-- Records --
= = =

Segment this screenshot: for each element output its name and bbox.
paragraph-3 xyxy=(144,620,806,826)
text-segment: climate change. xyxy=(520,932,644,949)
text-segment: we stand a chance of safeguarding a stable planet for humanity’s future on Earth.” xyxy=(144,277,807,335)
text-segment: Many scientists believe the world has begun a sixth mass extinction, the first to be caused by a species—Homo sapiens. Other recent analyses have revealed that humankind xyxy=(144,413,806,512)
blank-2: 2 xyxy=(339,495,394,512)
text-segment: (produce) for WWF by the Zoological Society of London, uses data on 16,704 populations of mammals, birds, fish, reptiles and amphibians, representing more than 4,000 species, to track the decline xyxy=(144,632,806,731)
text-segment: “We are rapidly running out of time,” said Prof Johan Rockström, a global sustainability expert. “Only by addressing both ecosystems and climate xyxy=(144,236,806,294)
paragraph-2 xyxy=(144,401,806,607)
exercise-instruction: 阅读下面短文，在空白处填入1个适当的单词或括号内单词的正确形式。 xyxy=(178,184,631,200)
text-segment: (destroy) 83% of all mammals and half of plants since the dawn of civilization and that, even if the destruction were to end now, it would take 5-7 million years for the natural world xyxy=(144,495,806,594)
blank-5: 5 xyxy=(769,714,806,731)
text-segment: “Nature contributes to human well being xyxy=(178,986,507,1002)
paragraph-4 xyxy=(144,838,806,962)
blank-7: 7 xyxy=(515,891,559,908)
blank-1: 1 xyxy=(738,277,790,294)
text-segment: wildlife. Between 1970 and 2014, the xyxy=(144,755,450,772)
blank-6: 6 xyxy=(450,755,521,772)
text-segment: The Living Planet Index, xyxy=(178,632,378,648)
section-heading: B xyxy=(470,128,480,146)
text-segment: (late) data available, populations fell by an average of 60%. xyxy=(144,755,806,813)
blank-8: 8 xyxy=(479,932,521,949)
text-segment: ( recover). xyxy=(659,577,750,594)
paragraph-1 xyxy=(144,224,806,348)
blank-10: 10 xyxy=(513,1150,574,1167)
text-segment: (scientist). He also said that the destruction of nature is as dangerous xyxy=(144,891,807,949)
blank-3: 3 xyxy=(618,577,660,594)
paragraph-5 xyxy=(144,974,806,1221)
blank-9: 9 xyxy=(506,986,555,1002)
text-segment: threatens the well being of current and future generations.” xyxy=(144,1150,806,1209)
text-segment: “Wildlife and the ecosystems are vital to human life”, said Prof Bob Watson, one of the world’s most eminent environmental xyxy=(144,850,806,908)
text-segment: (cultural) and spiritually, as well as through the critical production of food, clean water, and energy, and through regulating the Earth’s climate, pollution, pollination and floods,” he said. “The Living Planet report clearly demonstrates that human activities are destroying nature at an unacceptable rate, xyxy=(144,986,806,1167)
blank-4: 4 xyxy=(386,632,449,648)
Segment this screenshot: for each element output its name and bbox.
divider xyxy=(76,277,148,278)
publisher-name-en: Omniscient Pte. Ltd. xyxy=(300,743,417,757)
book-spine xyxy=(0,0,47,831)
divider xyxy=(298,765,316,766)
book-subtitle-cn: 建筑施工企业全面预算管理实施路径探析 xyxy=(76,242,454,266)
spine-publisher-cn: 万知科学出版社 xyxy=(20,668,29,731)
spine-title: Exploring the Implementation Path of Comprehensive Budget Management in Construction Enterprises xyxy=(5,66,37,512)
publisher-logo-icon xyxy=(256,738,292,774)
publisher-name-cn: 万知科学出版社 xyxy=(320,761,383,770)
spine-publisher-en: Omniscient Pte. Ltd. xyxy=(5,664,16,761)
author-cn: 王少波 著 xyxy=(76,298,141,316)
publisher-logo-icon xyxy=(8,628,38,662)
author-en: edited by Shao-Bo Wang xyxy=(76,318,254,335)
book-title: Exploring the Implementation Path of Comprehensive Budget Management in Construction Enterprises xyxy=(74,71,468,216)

= = =

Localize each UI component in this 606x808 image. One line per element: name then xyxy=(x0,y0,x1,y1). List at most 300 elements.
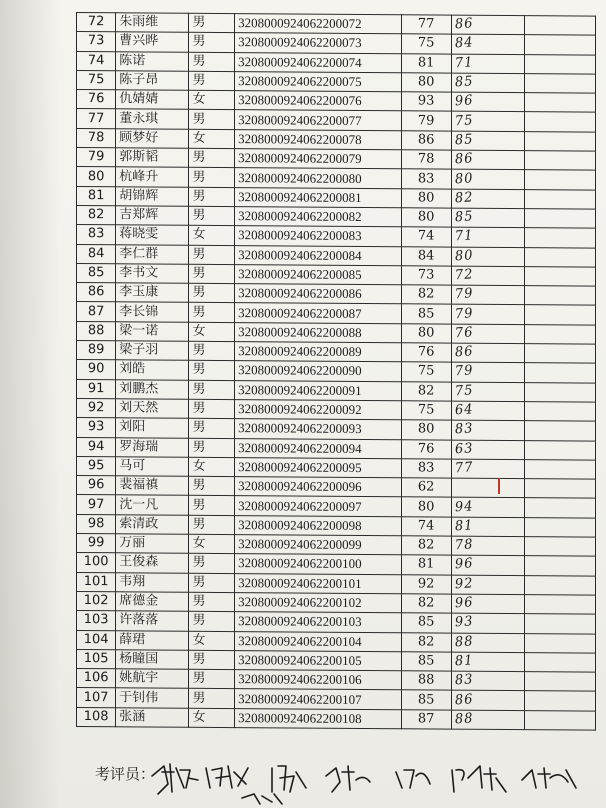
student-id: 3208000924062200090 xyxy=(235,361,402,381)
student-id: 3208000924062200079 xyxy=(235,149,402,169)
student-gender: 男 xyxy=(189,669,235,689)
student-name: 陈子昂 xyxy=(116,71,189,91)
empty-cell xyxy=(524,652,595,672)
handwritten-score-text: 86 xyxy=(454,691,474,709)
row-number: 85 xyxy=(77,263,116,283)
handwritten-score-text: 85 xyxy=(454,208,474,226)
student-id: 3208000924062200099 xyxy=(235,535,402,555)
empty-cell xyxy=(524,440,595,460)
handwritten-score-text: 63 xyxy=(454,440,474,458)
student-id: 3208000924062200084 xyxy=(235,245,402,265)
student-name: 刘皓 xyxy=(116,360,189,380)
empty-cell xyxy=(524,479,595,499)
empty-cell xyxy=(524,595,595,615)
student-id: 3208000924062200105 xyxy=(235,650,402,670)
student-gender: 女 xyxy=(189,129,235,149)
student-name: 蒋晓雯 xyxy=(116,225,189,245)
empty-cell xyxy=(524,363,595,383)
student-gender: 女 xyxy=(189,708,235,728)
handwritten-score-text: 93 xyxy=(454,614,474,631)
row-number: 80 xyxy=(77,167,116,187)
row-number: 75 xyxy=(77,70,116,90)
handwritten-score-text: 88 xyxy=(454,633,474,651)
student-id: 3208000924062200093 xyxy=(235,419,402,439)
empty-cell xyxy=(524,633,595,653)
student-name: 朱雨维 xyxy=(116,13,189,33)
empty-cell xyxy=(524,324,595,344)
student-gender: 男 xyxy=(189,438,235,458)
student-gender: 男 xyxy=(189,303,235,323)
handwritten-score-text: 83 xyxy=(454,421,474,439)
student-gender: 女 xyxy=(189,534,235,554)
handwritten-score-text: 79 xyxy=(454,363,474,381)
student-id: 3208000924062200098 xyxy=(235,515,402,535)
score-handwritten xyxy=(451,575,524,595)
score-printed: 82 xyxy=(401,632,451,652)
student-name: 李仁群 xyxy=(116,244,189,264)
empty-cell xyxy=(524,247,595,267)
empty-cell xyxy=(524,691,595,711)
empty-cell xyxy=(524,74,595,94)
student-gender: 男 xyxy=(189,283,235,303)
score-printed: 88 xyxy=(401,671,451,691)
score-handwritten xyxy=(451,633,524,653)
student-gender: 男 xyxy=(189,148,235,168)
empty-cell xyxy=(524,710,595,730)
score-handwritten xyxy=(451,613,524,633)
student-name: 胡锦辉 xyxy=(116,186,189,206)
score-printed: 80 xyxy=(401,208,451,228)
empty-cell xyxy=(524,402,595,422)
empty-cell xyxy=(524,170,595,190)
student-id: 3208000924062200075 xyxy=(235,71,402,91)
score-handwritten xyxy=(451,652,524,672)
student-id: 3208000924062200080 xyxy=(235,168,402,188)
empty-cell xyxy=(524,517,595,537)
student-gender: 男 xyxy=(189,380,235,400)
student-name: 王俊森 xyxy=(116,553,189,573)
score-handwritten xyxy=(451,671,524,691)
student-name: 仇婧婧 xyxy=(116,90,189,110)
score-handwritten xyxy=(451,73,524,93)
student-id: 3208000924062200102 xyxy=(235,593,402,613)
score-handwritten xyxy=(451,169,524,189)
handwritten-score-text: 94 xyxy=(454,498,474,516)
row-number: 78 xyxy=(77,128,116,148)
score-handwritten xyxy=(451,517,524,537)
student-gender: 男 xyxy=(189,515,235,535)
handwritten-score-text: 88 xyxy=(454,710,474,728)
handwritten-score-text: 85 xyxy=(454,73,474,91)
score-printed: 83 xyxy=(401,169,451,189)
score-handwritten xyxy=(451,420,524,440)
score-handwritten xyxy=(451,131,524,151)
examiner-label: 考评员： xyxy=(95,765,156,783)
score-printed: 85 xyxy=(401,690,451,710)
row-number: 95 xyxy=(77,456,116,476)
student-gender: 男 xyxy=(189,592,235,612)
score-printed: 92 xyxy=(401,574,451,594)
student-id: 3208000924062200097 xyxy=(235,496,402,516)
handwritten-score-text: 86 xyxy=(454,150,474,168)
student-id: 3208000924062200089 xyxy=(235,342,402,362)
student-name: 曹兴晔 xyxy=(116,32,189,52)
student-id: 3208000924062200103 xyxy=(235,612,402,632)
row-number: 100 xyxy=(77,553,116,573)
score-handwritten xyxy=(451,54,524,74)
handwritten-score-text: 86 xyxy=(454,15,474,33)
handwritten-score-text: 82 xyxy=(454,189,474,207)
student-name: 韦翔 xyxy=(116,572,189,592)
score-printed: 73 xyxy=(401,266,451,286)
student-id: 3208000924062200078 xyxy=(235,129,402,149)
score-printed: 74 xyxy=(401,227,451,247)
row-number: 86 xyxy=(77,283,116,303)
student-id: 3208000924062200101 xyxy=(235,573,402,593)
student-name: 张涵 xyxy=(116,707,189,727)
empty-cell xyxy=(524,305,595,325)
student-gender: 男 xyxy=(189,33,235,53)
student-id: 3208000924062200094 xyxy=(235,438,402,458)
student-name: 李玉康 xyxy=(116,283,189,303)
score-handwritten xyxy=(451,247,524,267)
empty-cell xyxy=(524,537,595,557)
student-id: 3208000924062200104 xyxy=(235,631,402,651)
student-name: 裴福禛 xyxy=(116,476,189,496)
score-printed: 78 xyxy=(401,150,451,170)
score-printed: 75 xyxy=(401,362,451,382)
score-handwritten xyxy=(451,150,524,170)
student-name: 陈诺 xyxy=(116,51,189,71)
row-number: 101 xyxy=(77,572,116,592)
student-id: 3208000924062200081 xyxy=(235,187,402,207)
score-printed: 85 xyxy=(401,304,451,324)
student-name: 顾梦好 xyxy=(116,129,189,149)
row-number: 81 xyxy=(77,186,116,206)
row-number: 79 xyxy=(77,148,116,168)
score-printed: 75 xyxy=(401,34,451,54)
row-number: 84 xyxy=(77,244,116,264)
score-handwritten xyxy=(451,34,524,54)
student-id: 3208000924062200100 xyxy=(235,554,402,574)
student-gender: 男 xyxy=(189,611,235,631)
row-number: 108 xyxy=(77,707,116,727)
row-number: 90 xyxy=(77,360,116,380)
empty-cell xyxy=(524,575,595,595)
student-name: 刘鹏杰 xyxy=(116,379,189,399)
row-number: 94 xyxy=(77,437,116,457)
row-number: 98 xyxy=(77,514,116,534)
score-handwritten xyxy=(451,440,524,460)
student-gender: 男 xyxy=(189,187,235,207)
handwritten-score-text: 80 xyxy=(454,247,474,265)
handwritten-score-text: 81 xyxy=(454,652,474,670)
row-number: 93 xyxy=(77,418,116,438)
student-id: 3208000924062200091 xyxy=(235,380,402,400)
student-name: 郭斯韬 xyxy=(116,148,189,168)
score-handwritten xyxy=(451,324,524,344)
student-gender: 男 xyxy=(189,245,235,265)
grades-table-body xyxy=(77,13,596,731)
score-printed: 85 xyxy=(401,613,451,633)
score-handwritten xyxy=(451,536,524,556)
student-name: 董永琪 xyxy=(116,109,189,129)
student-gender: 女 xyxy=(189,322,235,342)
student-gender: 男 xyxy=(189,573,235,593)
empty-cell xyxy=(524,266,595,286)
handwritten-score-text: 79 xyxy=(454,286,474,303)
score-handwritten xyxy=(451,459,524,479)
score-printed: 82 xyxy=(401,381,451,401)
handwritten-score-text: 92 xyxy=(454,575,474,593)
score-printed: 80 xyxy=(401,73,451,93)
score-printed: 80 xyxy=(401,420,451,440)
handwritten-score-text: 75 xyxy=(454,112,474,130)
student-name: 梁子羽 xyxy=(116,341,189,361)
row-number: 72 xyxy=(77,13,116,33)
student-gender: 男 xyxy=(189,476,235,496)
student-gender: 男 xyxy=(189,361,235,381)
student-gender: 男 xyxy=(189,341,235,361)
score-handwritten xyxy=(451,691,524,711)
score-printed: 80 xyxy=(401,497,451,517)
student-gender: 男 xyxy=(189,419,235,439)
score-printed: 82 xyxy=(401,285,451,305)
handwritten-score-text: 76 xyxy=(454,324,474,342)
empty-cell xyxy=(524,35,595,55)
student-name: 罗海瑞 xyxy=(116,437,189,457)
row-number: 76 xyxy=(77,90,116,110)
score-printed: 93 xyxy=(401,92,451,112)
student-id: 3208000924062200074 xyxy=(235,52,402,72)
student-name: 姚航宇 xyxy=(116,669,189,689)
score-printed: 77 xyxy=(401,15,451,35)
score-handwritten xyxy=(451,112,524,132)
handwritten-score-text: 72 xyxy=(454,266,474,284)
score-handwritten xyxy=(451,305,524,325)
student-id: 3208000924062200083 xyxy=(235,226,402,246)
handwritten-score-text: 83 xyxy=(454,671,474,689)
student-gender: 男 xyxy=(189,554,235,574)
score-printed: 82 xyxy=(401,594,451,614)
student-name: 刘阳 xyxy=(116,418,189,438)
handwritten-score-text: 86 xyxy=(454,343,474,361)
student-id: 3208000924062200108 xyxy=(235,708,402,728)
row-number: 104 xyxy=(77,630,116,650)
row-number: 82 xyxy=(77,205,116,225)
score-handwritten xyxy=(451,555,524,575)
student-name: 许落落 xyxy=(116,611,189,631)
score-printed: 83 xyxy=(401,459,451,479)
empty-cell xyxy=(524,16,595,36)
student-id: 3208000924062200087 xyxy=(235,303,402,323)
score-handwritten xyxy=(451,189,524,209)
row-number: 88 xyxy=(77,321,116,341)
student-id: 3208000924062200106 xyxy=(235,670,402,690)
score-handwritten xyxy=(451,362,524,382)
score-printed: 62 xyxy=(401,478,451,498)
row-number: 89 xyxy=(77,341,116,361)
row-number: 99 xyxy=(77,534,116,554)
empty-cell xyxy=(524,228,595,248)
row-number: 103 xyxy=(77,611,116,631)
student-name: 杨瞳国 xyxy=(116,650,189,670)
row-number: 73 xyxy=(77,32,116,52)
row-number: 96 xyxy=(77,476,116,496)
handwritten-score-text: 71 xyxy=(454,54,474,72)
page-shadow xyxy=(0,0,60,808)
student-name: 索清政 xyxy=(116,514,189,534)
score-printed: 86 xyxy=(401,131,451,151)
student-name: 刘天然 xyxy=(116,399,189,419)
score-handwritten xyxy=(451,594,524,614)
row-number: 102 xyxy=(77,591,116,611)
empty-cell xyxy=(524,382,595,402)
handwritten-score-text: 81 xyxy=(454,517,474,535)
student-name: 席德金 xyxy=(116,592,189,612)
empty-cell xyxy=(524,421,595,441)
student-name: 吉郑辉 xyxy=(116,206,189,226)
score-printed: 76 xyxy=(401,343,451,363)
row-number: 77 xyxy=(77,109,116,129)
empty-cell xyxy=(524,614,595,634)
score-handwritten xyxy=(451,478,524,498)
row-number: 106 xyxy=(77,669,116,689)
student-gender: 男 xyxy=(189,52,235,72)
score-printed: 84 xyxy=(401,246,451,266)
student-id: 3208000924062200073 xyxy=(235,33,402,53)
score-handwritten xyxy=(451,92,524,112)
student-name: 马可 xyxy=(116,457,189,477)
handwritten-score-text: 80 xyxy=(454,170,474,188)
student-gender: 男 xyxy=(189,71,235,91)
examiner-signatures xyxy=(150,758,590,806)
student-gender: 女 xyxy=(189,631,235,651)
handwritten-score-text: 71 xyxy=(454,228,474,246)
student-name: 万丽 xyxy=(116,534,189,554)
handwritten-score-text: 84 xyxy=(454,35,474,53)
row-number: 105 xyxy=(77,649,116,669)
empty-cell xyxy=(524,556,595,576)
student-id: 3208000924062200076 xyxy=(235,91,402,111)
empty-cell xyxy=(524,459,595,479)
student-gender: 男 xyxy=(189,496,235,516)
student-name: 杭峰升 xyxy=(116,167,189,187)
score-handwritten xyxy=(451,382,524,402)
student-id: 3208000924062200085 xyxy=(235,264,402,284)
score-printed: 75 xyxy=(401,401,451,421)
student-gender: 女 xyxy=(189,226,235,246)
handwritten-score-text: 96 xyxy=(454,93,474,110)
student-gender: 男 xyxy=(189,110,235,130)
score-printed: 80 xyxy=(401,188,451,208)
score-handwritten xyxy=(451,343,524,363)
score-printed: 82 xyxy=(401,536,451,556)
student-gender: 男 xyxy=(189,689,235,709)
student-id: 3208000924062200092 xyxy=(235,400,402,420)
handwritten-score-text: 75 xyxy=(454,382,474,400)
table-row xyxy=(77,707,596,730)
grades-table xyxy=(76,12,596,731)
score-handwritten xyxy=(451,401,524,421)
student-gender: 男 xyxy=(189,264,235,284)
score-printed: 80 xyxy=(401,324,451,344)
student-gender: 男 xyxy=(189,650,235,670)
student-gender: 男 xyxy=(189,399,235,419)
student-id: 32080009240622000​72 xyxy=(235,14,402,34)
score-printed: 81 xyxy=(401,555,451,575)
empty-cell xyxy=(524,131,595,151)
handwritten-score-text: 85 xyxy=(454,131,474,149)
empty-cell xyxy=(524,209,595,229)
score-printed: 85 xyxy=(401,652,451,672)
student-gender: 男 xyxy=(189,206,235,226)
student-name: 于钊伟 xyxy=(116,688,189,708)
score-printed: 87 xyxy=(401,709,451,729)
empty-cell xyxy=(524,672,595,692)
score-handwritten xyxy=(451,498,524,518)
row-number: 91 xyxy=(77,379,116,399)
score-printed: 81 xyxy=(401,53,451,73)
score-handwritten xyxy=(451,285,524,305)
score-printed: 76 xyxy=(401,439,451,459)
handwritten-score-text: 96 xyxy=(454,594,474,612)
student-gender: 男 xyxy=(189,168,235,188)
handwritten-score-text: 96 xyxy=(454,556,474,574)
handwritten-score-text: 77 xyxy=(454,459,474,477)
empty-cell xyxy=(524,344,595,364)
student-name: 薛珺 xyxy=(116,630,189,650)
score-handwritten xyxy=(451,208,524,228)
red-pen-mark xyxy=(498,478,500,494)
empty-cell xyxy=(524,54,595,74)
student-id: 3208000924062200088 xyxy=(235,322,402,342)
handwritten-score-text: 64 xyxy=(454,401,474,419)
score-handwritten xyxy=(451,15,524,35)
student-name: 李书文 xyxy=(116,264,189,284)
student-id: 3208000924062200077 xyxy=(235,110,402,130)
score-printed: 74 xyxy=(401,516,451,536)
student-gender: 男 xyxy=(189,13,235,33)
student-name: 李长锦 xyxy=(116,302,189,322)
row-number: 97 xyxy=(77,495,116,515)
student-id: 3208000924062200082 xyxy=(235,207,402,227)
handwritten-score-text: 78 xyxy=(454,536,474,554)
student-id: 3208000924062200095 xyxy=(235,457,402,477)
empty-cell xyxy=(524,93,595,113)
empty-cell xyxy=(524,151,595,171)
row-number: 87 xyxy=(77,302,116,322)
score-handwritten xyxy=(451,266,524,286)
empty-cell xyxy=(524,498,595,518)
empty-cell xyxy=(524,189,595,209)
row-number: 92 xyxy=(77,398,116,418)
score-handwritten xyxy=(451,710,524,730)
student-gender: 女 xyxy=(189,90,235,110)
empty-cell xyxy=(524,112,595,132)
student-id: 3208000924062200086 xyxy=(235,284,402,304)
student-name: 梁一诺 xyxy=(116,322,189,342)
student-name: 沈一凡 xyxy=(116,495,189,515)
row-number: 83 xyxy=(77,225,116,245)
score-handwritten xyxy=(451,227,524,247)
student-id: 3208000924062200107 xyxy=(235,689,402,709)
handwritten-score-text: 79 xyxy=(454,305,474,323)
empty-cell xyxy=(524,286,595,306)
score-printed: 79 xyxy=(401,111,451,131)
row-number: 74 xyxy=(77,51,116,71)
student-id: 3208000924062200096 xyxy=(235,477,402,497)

= = =

-- Short problem --
Put the lines in the records above, from the line containing "student-id: 3208000924062200090 xyxy=(235,361,402,381)" down to the line containing "row-number: 80 xyxy=(77,167,116,187)", into a numbered list, including both of those lines and omitting any blank lines.

-- Expected output --
1. student-id: 3208000924062200090 xyxy=(235,361,402,381)
2. student-id: 3208000924062200079 xyxy=(235,149,402,169)
3. student-gender: 男 xyxy=(189,669,235,689)
4. student-name: 陈子昂 xyxy=(116,71,189,91)
5. empty-cell xyxy=(524,652,595,672)
6. handwritten-score-text: 86 xyxy=(454,691,474,709)
7. row-number: 85 xyxy=(77,263,116,283)
8. handwritten-score-text: 85 xyxy=(454,208,474,226)
9. student-id: 3208000924062200099 xyxy=(235,535,402,555)
10. empty-cell xyxy=(524,440,595,460)
11. handwritten-score-text: 63 xyxy=(454,440,474,458)
12. student-id: 3208000924062200084 xyxy=(235,245,402,265)
13. student-name: 刘皓 xyxy=(116,360,189,380)
14. empty-cell xyxy=(524,479,595,499)
15. empty-cell xyxy=(524,595,595,615)
16. student-id: 3208000924062200105 xyxy=(235,650,402,670)
17. student-gender: 女 xyxy=(189,129,235,149)
18. student-name: 蒋晓雯 xyxy=(116,225,189,245)
19. empty-cell xyxy=(524,363,595,383)
20. student-gender: 女 xyxy=(189,708,235,728)
21. handwritten-score-text: 93 xyxy=(454,614,474,631)
22. row-number: 80 xyxy=(77,167,116,187)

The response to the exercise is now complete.